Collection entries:
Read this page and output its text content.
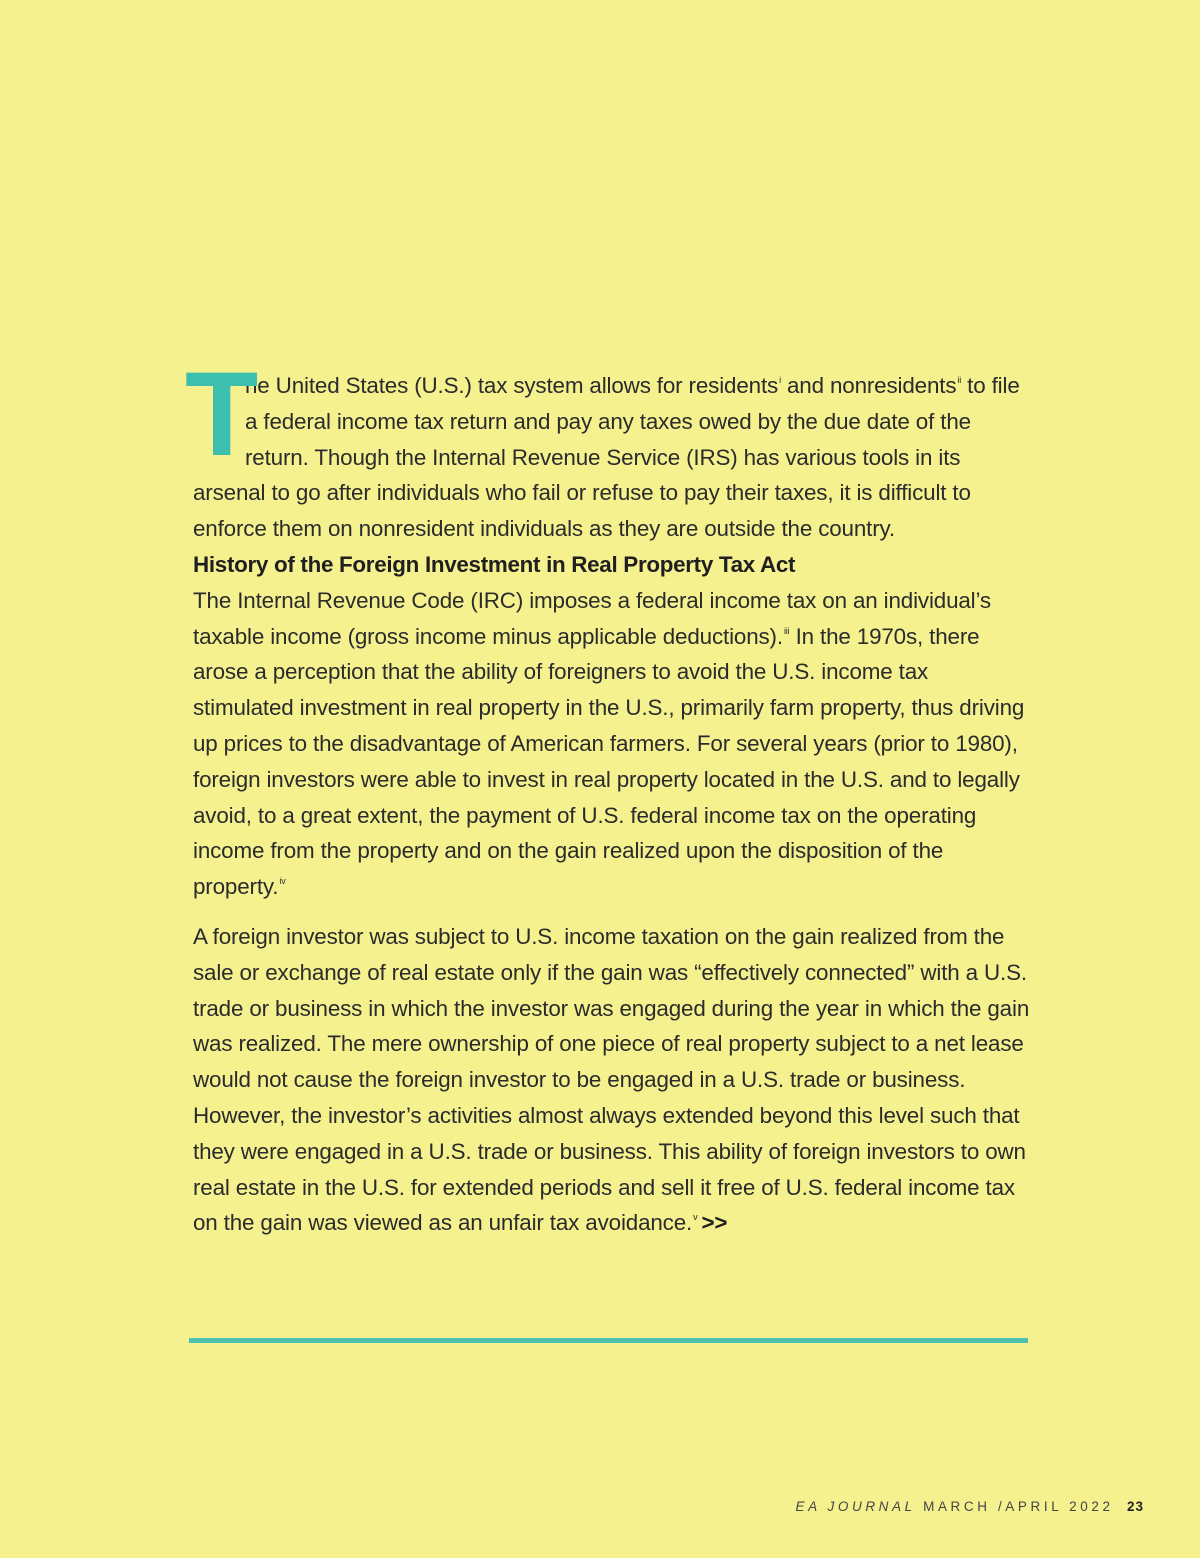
T
he United States (U.S.) tax system allows for residents$^i$ and nonresidents$^{ii}$ to file a federal income tax return and pay any taxes owed by the due date of the return. Though the Internal Revenue Service (IRS) has various tools in its arsenal to go after individuals who fail or refuse to pay their taxes, it is difficult to enforce them on nonresident individuals as they are outside the country.

History of the Foreign Investment in Real Property Tax Act

The Internal Revenue Code (IRC) imposes a federal income tax on an individual’s taxable income (gross income minus applicable deductions).$^{iii}$ In the 1970s, there arose a perception that the ability of foreigners to avoid the U.S. income tax stimulated investment in real property in the U.S., primarily farm property, thus driving up prices to the disadvantage of American farmers. For several years (prior to 1980), foreign investors were able to invest in real property located in the U.S. and to legally avoid, to a great extent, the payment of U.S. federal income tax on the operating income from the property and on the gain realized upon the disposition of the property.$^{iv}$

A foreign investor was subject to U.S. income taxation on the gain realized from the sale or exchange of real estate only if the gain was “effectively connected” with a U.S. trade or business in which the investor was engaged during the year in which the gain was realized. The mere ownership of one piece of real property subject to a net lease would not cause the foreign investor to be engaged in a U.S. trade or business. However, the investor’s activities almost always extended beyond this level such that they were engaged in a U.S. trade or business. This ability of foreign investors to own real estate in the U.S. for extended periods and sell it free of U.S. federal income tax on the gain was viewed as an unfair tax avoidance.$^v$ >>

EA JOURNAL MARCH /APRIL 2022 23
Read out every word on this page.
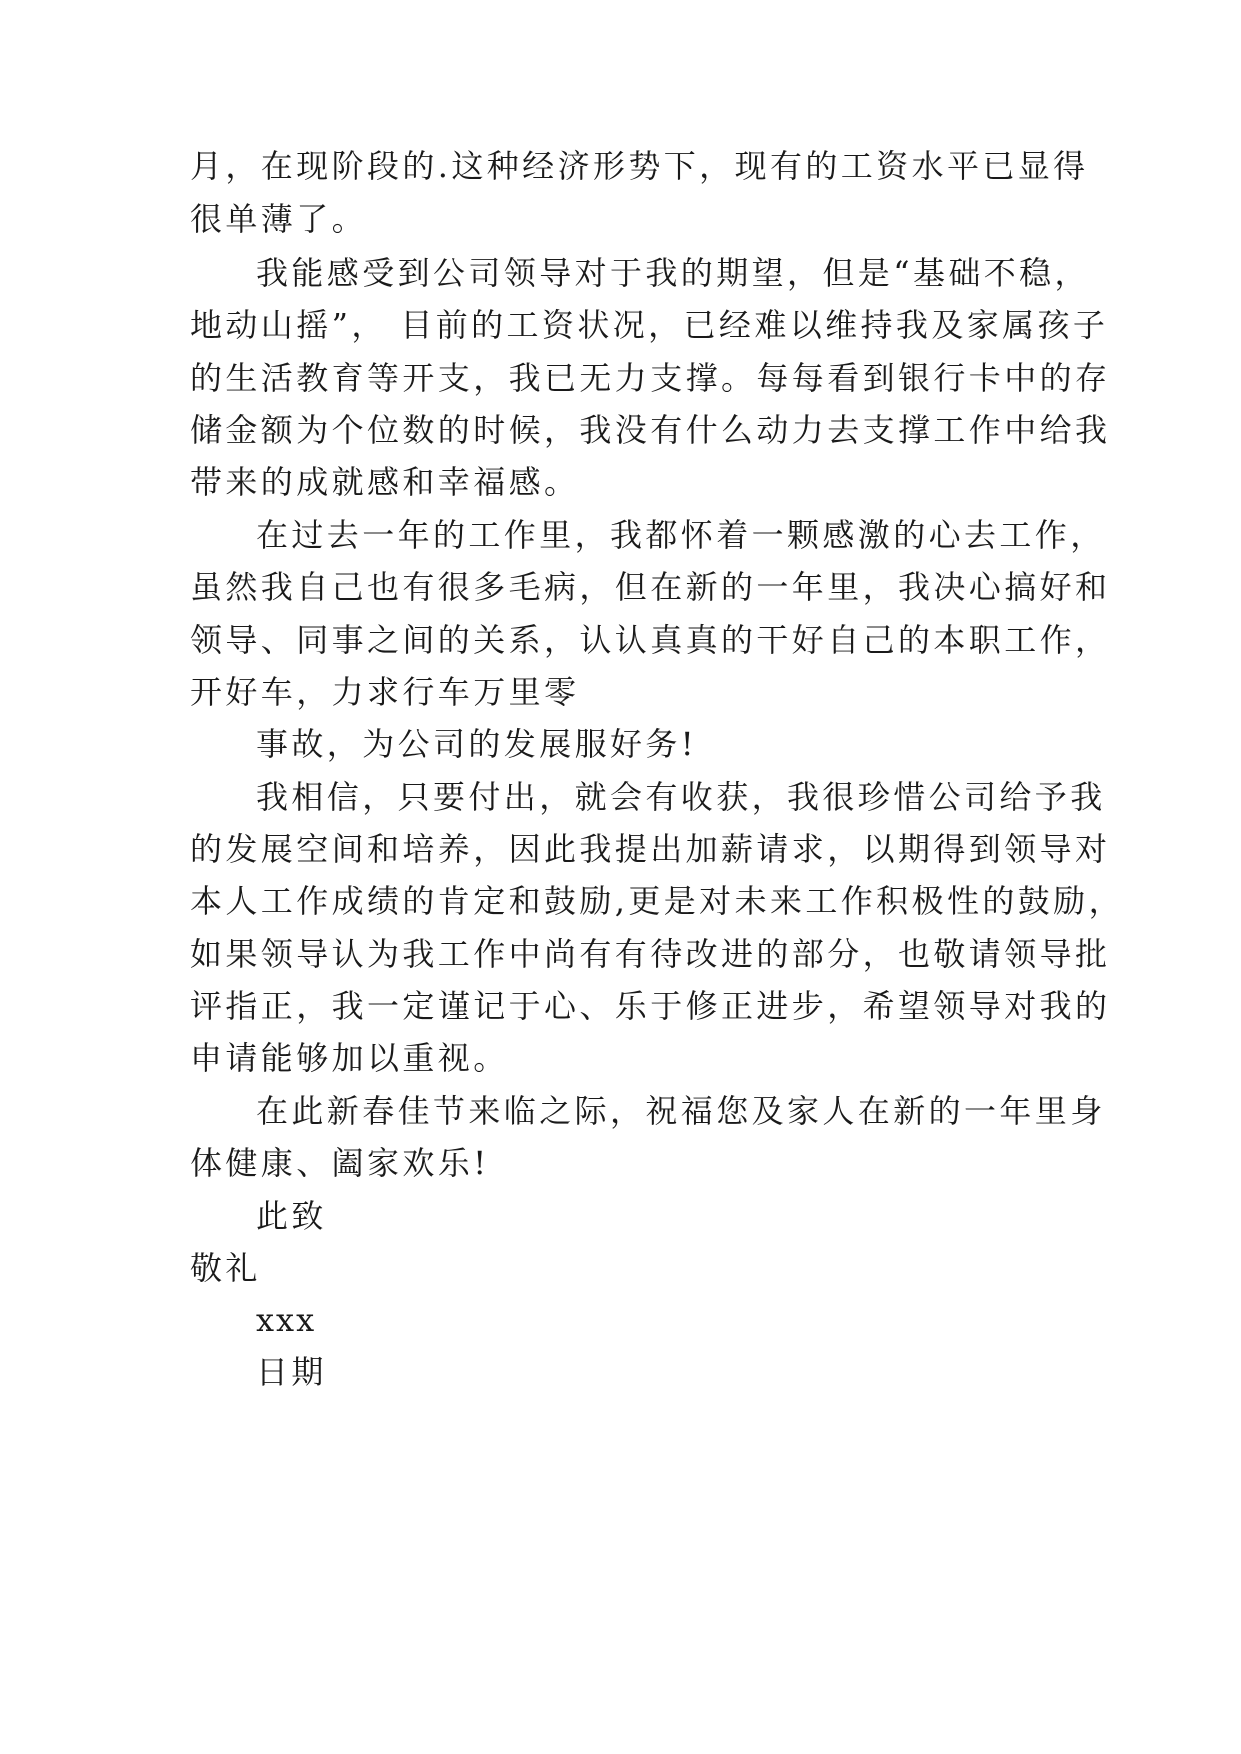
月，在现阶段的.这种经济形势下，现有的工资水平已显得
很单薄了。
我能感受到公司领导对于我的期望，但是“基础不稳，
地动山摇”， 目前的工资状况，已经难以维持我及家属孩子
的生活教育等开支，我已无力支撑。每每看到银行卡中的存
储金额为个位数的时候，我没有什么动力去支撑工作中给我
带来的成就感和幸福感。
在过去一年的工作里，我都怀着一颗感激的心去工作，
虽然我自己也有很多毛病，但在新的一年里，我决心搞好和
领导、同事之间的关系，认认真真的干好自己的本职工作，
开好车，力求行车万里零
事故，为公司的发展服好务!
我相信，只要付出，就会有收获，我很珍惜公司给予我
的发展空间和培养，因此我提出加薪请求，以期得到领导对
本人工作成绩的肯定和鼓励,更是对未来工作积极性的鼓励，
如果领导认为我工作中尚有有待改进的部分，也敬请领导批
评指正，我一定谨记于心、乐于修正进步，希望领导对我的
申请能够加以重视。
在此新春佳节来临之际，祝福您及家人在新的一年里身
体健康、阖家欢乐!
此致
敬礼
xxx
日期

* [Problem requirements] Collect from the data above every line that includes "page".

* [Output for this exercise]
Read this page and output its text content.
Read out every word on this page.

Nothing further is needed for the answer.